== STORED RECORDS

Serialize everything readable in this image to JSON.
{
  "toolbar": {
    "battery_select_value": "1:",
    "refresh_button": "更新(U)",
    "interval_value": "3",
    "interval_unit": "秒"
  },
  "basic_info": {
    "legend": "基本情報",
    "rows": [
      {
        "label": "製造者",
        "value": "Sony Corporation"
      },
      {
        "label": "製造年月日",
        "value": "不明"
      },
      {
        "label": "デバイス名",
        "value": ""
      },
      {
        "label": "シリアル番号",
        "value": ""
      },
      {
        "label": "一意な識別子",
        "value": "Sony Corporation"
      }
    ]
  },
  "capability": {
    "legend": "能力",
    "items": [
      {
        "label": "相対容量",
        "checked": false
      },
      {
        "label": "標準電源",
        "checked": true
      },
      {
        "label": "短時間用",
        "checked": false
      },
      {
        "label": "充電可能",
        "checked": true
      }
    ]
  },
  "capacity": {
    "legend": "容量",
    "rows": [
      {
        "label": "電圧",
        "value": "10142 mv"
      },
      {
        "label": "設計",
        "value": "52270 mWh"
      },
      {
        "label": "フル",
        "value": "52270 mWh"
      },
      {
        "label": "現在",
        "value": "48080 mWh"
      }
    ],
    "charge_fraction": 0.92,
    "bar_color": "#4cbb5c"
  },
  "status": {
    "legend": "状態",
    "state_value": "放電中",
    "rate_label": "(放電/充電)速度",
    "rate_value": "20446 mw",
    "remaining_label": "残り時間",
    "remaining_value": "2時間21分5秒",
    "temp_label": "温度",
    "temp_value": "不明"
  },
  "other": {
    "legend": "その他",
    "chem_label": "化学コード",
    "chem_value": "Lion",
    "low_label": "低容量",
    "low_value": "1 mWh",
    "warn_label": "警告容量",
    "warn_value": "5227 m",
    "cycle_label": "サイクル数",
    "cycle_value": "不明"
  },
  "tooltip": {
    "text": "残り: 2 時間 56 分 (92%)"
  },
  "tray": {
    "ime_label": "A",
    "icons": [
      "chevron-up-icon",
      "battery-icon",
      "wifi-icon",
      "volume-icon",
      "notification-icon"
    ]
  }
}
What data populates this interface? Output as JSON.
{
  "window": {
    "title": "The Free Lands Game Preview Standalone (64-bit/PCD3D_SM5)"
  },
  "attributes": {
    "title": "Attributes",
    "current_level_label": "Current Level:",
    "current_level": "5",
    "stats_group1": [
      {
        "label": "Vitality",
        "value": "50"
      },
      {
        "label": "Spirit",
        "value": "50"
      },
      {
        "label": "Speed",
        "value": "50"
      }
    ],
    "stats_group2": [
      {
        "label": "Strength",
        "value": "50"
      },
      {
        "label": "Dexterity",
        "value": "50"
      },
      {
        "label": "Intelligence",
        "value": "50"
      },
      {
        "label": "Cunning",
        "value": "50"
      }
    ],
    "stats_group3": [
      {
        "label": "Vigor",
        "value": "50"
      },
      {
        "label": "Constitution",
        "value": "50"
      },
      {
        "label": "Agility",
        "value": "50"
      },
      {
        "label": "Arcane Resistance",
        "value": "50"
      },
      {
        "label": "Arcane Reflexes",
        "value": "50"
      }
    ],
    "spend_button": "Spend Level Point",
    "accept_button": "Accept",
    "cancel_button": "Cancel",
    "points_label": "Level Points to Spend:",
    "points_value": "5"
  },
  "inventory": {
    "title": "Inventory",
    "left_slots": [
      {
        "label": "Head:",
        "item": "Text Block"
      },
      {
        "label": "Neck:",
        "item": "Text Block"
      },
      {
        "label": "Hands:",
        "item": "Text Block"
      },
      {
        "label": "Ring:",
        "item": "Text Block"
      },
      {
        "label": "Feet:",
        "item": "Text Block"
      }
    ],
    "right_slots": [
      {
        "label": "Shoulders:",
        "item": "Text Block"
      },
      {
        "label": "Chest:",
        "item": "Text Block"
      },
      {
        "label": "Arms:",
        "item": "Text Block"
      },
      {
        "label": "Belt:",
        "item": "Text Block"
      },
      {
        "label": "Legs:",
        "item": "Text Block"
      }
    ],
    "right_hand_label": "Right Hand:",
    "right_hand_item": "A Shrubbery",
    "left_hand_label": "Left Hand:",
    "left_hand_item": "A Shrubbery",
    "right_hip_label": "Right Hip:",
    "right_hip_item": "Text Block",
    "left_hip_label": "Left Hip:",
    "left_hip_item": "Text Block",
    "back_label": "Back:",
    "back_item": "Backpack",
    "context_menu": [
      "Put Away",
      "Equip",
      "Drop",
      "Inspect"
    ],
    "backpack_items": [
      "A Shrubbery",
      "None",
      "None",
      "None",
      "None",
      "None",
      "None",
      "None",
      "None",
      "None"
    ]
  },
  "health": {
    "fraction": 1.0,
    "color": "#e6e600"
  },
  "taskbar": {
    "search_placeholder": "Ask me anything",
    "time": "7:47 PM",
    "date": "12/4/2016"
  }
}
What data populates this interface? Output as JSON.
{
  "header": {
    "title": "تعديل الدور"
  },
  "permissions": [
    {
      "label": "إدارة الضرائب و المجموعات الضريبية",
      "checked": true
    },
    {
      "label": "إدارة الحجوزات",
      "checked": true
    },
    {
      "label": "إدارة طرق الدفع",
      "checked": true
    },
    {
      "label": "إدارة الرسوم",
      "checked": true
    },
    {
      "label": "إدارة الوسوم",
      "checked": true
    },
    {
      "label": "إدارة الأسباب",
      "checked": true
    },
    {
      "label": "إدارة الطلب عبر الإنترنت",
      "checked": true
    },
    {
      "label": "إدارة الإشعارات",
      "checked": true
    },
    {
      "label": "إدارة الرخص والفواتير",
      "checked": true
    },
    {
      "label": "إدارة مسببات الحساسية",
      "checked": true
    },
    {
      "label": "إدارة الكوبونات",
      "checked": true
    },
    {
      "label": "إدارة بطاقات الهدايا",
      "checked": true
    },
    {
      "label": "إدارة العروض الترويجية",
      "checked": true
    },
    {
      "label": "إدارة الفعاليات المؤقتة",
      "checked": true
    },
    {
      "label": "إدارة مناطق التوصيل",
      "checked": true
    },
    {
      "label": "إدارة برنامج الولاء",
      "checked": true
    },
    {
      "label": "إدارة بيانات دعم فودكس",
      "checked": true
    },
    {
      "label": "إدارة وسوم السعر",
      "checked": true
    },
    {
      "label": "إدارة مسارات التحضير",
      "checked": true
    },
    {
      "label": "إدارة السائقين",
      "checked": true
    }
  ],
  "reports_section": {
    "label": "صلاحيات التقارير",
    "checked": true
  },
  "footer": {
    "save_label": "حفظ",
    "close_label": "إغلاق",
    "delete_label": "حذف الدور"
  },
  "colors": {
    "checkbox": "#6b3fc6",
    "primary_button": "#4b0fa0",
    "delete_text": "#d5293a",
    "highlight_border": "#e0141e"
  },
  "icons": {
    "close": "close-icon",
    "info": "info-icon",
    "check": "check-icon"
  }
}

====

▸ **WORK REQUIRED**: Return the whole listing exactly, with every line included.

▸ **REPLY TO THE TASK**:
Serialize everything readable in this image to JSON.
{
  "toolbar": {
    "battery_select_value": "1:",
    "refresh_button": "更新(U)",
    "interval_value": "3",
    "interval_unit": "秒"
  },
  "basic_info": {
    "legend": "基本情報",
    "rows": [
      {
        "label": "製造者",
        "value": "Sony Corporation"
      },
      {
        "label": "製造年月日",
        "value": "不明"
      },
      {
        "label": "デバイス名",
        "value": ""
      },
      {
        "label": "シリアル番号",
        "value": ""
      },
      {
        "label": "一意な識別子",
        "value": "Sony Corporation"
      }
    ]
  },
  "capability": {
    "legend": "能力",
    "items": [
      {
        "label": "相対容量",
        "checked": false
      },
      {
        "label": "標準電源",
        "checked": true
      },
      {
        "label": "短時間用",
        "checked": false
      },
      {
        "label": "充電可能",
        "checked": true
      }
    ]
  },
  "capacity": {
    "legend": "容量",
    "rows": [
      {
        "label": "電圧",
        "value": "10142 mv"
      },
      {
        "label": "設計",
        "value": "52270 mWh"
      },
      {
        "label": "フル",
        "value": "52270 mWh"
      },
      {
        "label": "現在",
        "value": "48080 mWh"
      }
    ],
    "charge_fraction": 0.92,
    "bar_color": "#4cbb5c"
  },
  "status": {
    "legend": "状態",
    "state_value": "放電中",
    "rate_label": "(放電/充電)速度",
    "rate_value": "20446 mw",
    "remaining_label": "残り時間",
    "remaining_value": "2時間21分5秒",
    "temp_label": "温度",
    "temp_value": "不明"
  },
  "other": {
    "legend": "その他",
    "chem_label": "化学コード",
    "chem_value": "Lion",
    "low_label": "低容量",
    "low_value": "1 mWh",
    "warn_label": "警告容量",
    "warn_value": "5227 m",
    "cycle_label": "サイクル数",
    "cycle_value": "不明"
  },
  "tooltip": {
    "text": "残り: 2 時間 56 分 (92%)"
  },
  "tray": {
    "ime_label": "A",
    "icons": [
      "chevron-up-icon",
      "battery-icon",
      "wifi-icon",
      "volume-icon",
      "notification-icon"
    ]
  }
}
What data populates this interface? Output as JSON.
{
  "window": {
    "title": "The Free Lands Game Preview Standalone (64-bit/PCD3D_SM5)"
  },
  "attributes": {
    "title": "Attributes",
    "current_level_label": "Current Level:",
    "current_level": "5",
    "stats_group1": [
      {
        "label": "Vitality",
        "value": "50"
      },
      {
        "label": "Spirit",
        "value": "50"
      },
      {
        "label": "Speed",
        "value": "50"
      }
    ],
    "stats_group2": [
      {
        "label": "Strength",
        "value": "50"
      },
      {
        "label": "Dexterity",
        "value": "50"
      },
      {
        "label": "Intelligence",
        "value": "50"
      },
      {
        "label": "Cunning",
        "value": "50"
      }
    ],
    "stats_group3": [
      {
        "label": "Vigor",
        "value": "50"
      },
      {
        "label": "Constitution",
        "value": "50"
      },
      {
        "label": "Agility",
        "value": "50"
      },
      {
        "label": "Arcane Resistance",
        "value": "50"
      },
      {
        "label": "Arcane Reflexes",
        "value": "50"
      }
    ],
    "spend_button": "Spend Level Point",
    "accept_button": "Accept",
    "cancel_button": "Cancel",
    "points_label": "Level Points to Spend:",
    "points_value": "5"
  },
  "inventory": {
    "title": "Inventory",
    "left_slots": [
      {
        "label": "Head:",
        "item": "Text Block"
      },
      {
        "label": "Neck:",
        "item": "Text Block"
      },
      {
        "label": "Hands:",
        "item": "Text Block"
      },
      {
        "label": "Ring:",
        "item": "Text Block"
      },
      {
        "label": "Feet:",
        "item": "Text Block"
      }
    ],
    "right_slots": [
      {
        "label": "Shoulders:",
        "item": "Text Block"
      },
      {
        "label": "Chest:",
        "item": "Text Block"
      },
      {
        "label": "Arms:",
        "item": "Text Block"
      },
      {
        "label": "Belt:",
        "item": "Text Block"
      },
      {
        "label": "Legs:",
        "item": "Text Block"
      }
    ],
    "right_hand_label": "Right Hand:",
    "right_hand_item": "A Shrubbery",
    "left_hand_label": "Left Hand:",
    "left_hand_item": "A Shrubbery",
    "right_hip_label": "Right Hip:",
    "right_hip_item": "Text Block",
    "left_hip_label": "Left Hip:",
    "left_hip_item": "Text Block",
    "back_label": "Back:",
    "back_item": "Backpack",
    "context_menu": [
      "Put Away",
      "Equip",
      "Drop",
      "Inspect"
    ],
    "backpack_items": [
      "A Shrubbery",
      "None",
      "None",
      "None",
      "None",
      "None",
      "None",
      "None",
      "None",
      "None"
    ]
  },
  "health": {
    "fraction": 1.0,
    "color": "#e6e600"
  },
  "taskbar": {
    "search_placeholder": "Ask me anything",
    "time": "7:47 PM",
    "date": "12/4/2016"
  }
}
What data populates this interface? Output as JSON.
{
  "header": {
    "title": "تعديل الدور"
  },
  "permissions": [
    {
      "label": "إدارة الضرائب و المجموعات الضريبية",
      "checked": true
    },
    {
      "label": "إدارة الحجوزات",
      "checked": true
    },
    {
      "label": "إدارة طرق الدفع",
      "checked": true
    },
    {
      "label": "إدارة الرسوم",
      "checked": true
    },
    {
      "label": "إدارة الوسوم",
      "checked": true
    },
    {
      "label": "إدارة الأسباب",
      "checked": true
    },
    {
      "label": "إدارة الطلب عبر الإنترنت",
      "checked": true
    },
    {
      "label": "إدارة الإشعارات",
      "checked": true
    },
    {
      "label": "إدارة الرخص والفواتير",
      "checked": true
    },
    {
      "label": "إدارة مسببات الحساسية",
      "checked": true
    },
    {
      "label": "إدارة الكوبونات",
      "checked": true
    },
    {
      "label": "إدارة بطاقات الهدايا",
      "checked": true
    },
    {
      "label": "إدارة العروض الترويجية",
      "checked": true
    },
    {
      "label": "إدارة الفعاليات المؤقتة",
      "checked": true
    },
    {
      "label": "إدارة مناطق التوصيل",
      "checked": true
    },
    {
      "label": "إدارة برنامج الولاء",
      "checked": true
    },
    {
      "label": "إدارة بيانات دعم فودكس",
      "checked": true
    },
    {
      "label": "إدارة وسوم السعر",
      "checked": true
    },
    {
      "label": "إدارة مسارات التحضير",
      "checked": true
    },
    {
      "label": "إدارة السائقين",
      "checked": true
    }
  ],
  "reports_section": {
    "label": "صلاحيات التقارير",
    "checked": true
  },
  "footer": {
    "save_label": "حفظ",
    "close_label": "إغلاق",
    "delete_label": "حذف الدور"
  },
  "colors": {
    "checkbox": "#6b3fc6",
    "primary_button": "#4b0fa0",
    "delete_text": "#d5293a",
    "highlight_border": "#e0141e"
  },
  "icons": {
    "close": "close-icon",
    "info": "info-icon",
    "check": "check-icon"
  }
}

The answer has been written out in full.